-- Start --
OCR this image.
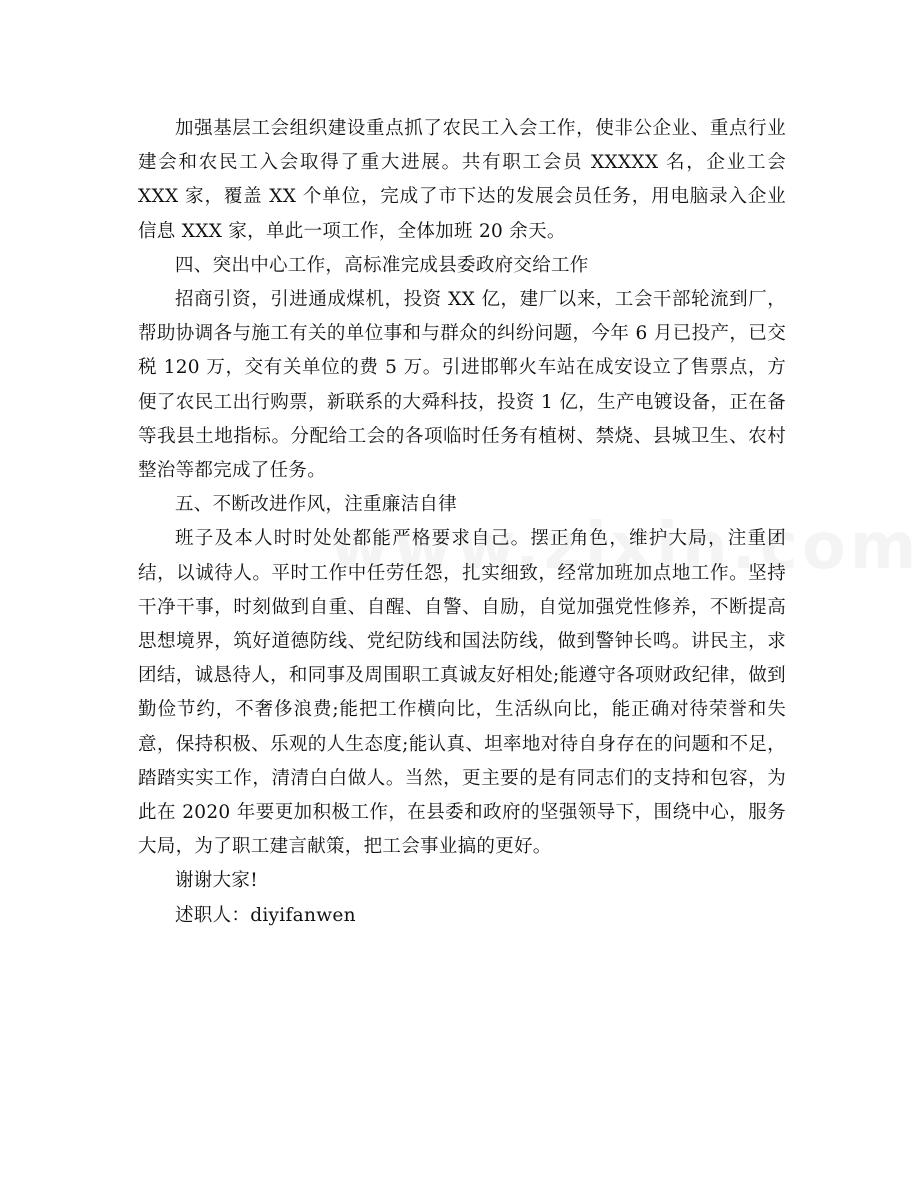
加强基层工会组织建设重点抓了农民工入会工作，使非公企业、重点行业建会和农民工入会取得了重大进展。共有职工会员 XXXXX 名，企业工会 XXX 家，覆盖 XX 个单位，完成了市下达的发展会员任务，用电脑录入企业信息 XXX 家，单此一项工作，全体加班 20 余天。

四、突出中心工作，高标准完成县委政府交给工作

招商引资，引进通成煤机，投资 XX 亿，建厂以来，工会干部轮流到厂，帮助协调各与施工有关的单位事和与群众的纠纷问题，今年 6 月已投产，已交税 120 万，交有关单位的费 5 万。引进邯郸火车站在成安设立了售票点，方便了农民工出行购票，新联系的大舜科技，投资 1 亿，生产电镀设备，正在备等我县土地指标。分配给工会的各项临时任务有植树、禁烧、县城卫生、农村整治等都完成了任务。

五、不断改进作风，注重廉洁自律

班子及本人时时处处都能严格要求自己。摆正角色，维护大局，注重团结，以诚待人。平时工作中任劳任怨，扎实细致，经常加班加点地工作。坚持干净干事，时刻做到自重、自醒、自警、自励，自觉加强党性修养，不断提高思想境界，筑好道德防线、党纪防线和国法防线，做到警钟长鸣。讲民主，求团结，诚恳待人，和同事及周围职工真诚友好相处;能遵守各项财政纪律，做到勤俭节约，不奢侈浪费;能把工作横向比，生活纵向比，能正确对待荣誉和失意，保持积极、乐观的人生态度;能认真、坦率地对待自身存在的问题和不足，踏踏实实工作，清清白白做人。当然，更主要的是有同志们的支持和包容，为此在 2020 年要更加积极工作，在县委和政府的坚强领导下，围绕中心，服务大局，为了职工建言献策，把工会事业搞的更好。

谢谢大家!

述职人：diyifanwen
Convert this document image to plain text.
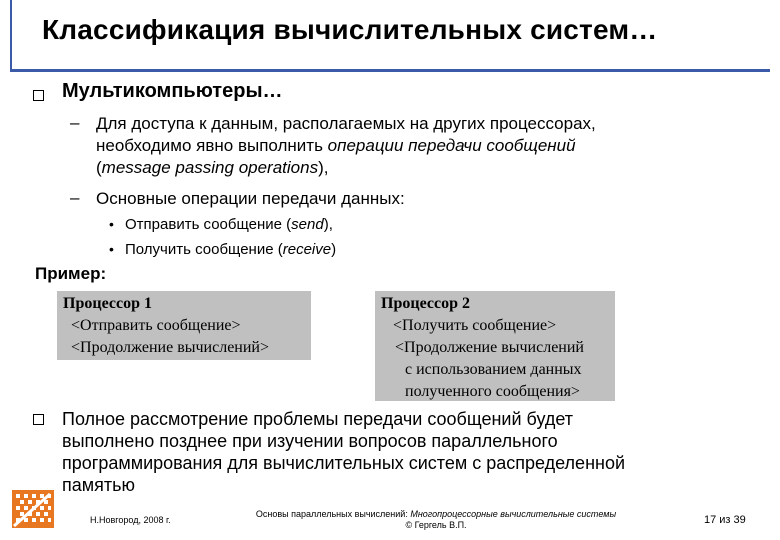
Классификация вычислительных систем…
Мультикомпьютеры…
– Для доступа к данным, располагаемых на других процессорах,
необходимо явно выполнить операции передачи сообщений
(message passing operations),
– Основные операции передачи данных:
• Отправить сообщение (send),
• Получить сообщение (receive)
Пример:
Процессор 1
<Отправить сообщение>
<Продолжение вычислений>
Процессор 2
<Получить сообщение>
<Продолжение вычислений
с использованием данных
полученного сообщения>
Полное рассмотрение проблемы передачи сообщений будет
выполнено позднее при изучении вопросов параллельного
программирования для вычислительных систем с распределенной
памятью
Н.Новгород, 2008 г.
Основы параллельных вычислений: Многопроцессорные вычислительные системы
© Гергель В.П.	17 из 39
-- End --
INSTRUCTION: Reproduce the entries above without change, omitting all pictures.

ANSWER:
OCR this image.
加强基层工会组织建设重点抓了农民工入会工作，使非公企业、重点行业建会和农民工入会取得了重大进展。共有职工会员 XXXXX 名，企业工会 XXX 家，覆盖 XX 个单位，完成了市下达的发展会员任务，用电脑录入企业信息 XXX 家，单此一项工作，全体加班 20 余天。

四、突出中心工作，高标准完成县委政府交给工作

招商引资，引进通成煤机，投资 XX 亿，建厂以来，工会干部轮流到厂，帮助协调各与施工有关的单位事和与群众的纠纷问题，今年 6 月已投产，已交税 120 万，交有关单位的费 5 万。引进邯郸火车站在成安设立了售票点，方便了农民工出行购票，新联系的大舜科技，投资 1 亿，生产电镀设备，正在备等我县土地指标。分配给工会的各项临时任务有植树、禁烧、县城卫生、农村整治等都完成了任务。

五、不断改进作风，注重廉洁自律

班子及本人时时处处都能严格要求自己。摆正角色，维护大局，注重团结，以诚待人。平时工作中任劳任怨，扎实细致，经常加班加点地工作。坚持干净干事，时刻做到自重、自醒、自警、自励，自觉加强党性修养，不断提高思想境界，筑好道德防线、党纪防线和国法防线，做到警钟长鸣。讲民主，求团结，诚恳待人，和同事及周围职工真诚友好相处;能遵守各项财政纪律，做到勤俭节约，不奢侈浪费;能把工作横向比，生活纵向比，能正确对待荣誉和失意，保持积极、乐观的人生态度;能认真、坦率地对待自身存在的问题和不足，踏踏实实工作，清清白白做人。当然，更主要的是有同志们的支持和包容，为此在 2020 年要更加积极工作，在县委和政府的坚强领导下，围绕中心，服务大局，为了职工建言献策，把工会事业搞的更好。

谢谢大家!

述职人：diyifanwen
Convert this document image to plain text.
Классификация вычислительных систем…
Мультикомпьютеры…
– Для доступа к данным, располагаемых на других процессорах,
необходимо явно выполнить операции передачи сообщений
(message passing operations),
– Основные операции передачи данных:
• Отправить сообщение (send),
• Получить сообщение (receive)
Пример:
Процессор 1
<Отправить сообщение>
<Продолжение вычислений>
Процессор 2
<Получить сообщение>
<Продолжение вычислений
с использованием данных
полученного сообщения>
Полное рассмотрение проблемы передачи сообщений будет
выполнено позднее при изучении вопросов параллельного
программирования для вычислительных систем с распределенной
памятью
Н.Новгород, 2008 г.
Основы параллельных вычислений: Многопроцессорные вычислительные системы
© Гергель В.П.	17 из 39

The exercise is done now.